# Start of DATASET EXCERPTS
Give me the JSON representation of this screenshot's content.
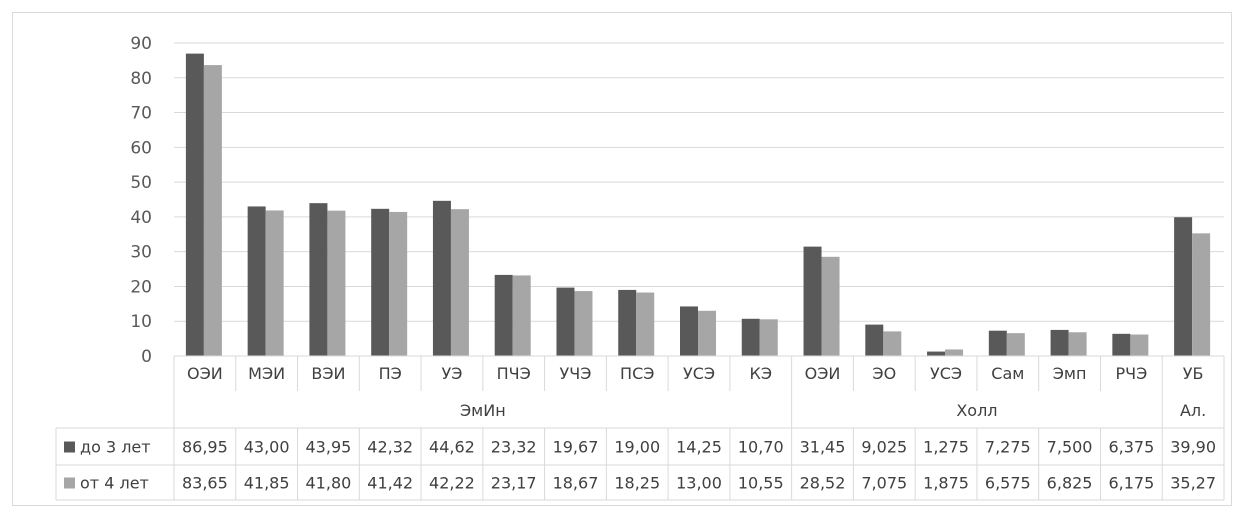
{
  "chart_data": {
    "type": "bar",
    "ylim": [
      0,
      90
    ],
    "yticks": [
      0,
      10,
      20,
      30,
      40,
      50,
      60,
      70,
      80,
      90
    ],
    "grid": true,
    "categories": [
      "ОЭИ",
      "МЭИ",
      "ВЭИ",
      "ПЭ",
      "УЭ",
      "ПЧЭ",
      "УЧЭ",
      "ПСЭ",
      "УСЭ",
      "КЭ",
      "ОЭИ",
      "ЭО",
      "УСЭ",
      "Сам",
      "Эмп",
      "РЧЭ",
      "УБ"
    ],
    "groups": [
      {
        "label": "ЭмИн",
        "count": 10
      },
      {
        "label": "Холл",
        "count": 6
      },
      {
        "label": "Ал.",
        "count": 1
      }
    ],
    "series": [
      {
        "name": "до 3 лет",
        "color": "#595959",
        "values": [
          86.95,
          43.0,
          43.95,
          42.32,
          44.62,
          23.32,
          19.67,
          19.0,
          14.25,
          10.7,
          31.45,
          9.025,
          1.275,
          7.275,
          7.5,
          6.375,
          39.9
        ],
        "labels": [
          "86,95",
          "43,00",
          "43,95",
          "42,32",
          "44,62",
          "23,32",
          "19,67",
          "19,00",
          "14,25",
          "10,70",
          "31,45",
          "9,025",
          "1,275",
          "7,275",
          "7,500",
          "6,375",
          "39,90"
        ]
      },
      {
        "name": "от 4 лет",
        "color": "#a6a6a6",
        "values": [
          83.65,
          41.85,
          41.8,
          41.42,
          42.22,
          23.17,
          18.67,
          18.25,
          13.0,
          10.55,
          28.52,
          7.075,
          1.875,
          6.575,
          6.825,
          6.175,
          35.27
        ],
        "labels": [
          "83,65",
          "41,85",
          "41,80",
          "41,42",
          "42,22",
          "23,17",
          "18,67",
          "18,25",
          "13,00",
          "10,55",
          "28,52",
          "7,075",
          "1,875",
          "6,575",
          "6,825",
          "6,175",
          "35,27"
        ]
      }
    ],
    "legend_placement": "data-table-left"
  }
}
# End of DATASET EXCERPTS
EXERCISE OBJECTIVE: Omit every image. Quote each record exactly.

TASK RESPONSE:
Give me the JSON representation of this screenshot's content.
{
  "chart_data": {
    "type": "bar",
    "ylim": [
      0,
      90
    ],
    "yticks": [
      0,
      10,
      20,
      30,
      40,
      50,
      60,
      70,
      80,
      90
    ],
    "grid": true,
    "categories": [
      "ОЭИ",
      "МЭИ",
      "ВЭИ",
      "ПЭ",
      "УЭ",
      "ПЧЭ",
      "УЧЭ",
      "ПСЭ",
      "УСЭ",
      "КЭ",
      "ОЭИ",
      "ЭО",
      "УСЭ",
      "Сам",
      "Эмп",
      "РЧЭ",
      "УБ"
    ],
    "groups": [
      {
        "label": "ЭмИн",
        "count": 10
      },
      {
        "label": "Холл",
        "count": 6
      },
      {
        "label": "Ал.",
        "count": 1
      }
    ],
    "series": [
      {
        "name": "до 3 лет",
        "color": "#595959",
        "values": [
          86.95,
          43.0,
          43.95,
          42.32,
          44.62,
          23.32,
          19.67,
          19.0,
          14.25,
          10.7,
          31.45,
          9.025,
          1.275,
          7.275,
          7.5,
          6.375,
          39.9
        ],
        "labels": [
          "86,95",
          "43,00",
          "43,95",
          "42,32",
          "44,62",
          "23,32",
          "19,67",
          "19,00",
          "14,25",
          "10,70",
          "31,45",
          "9,025",
          "1,275",
          "7,275",
          "7,500",
          "6,375",
          "39,90"
        ]
      },
      {
        "name": "от 4 лет",
        "color": "#a6a6a6",
        "values": [
          83.65,
          41.85,
          41.8,
          41.42,
          42.22,
          23.17,
          18.67,
          18.25,
          13.0,
          10.55,
          28.52,
          7.075,
          1.875,
          6.575,
          6.825,
          6.175,
          35.27
        ],
        "labels": [
          "83,65",
          "41,85",
          "41,80",
          "41,42",
          "42,22",
          "23,17",
          "18,67",
          "18,25",
          "13,00",
          "10,55",
          "28,52",
          "7,075",
          "1,875",
          "6,575",
          "6,825",
          "6,175",
          "35,27"
        ]
      }
    ],
    "legend_placement": "data-table-left"
  }
}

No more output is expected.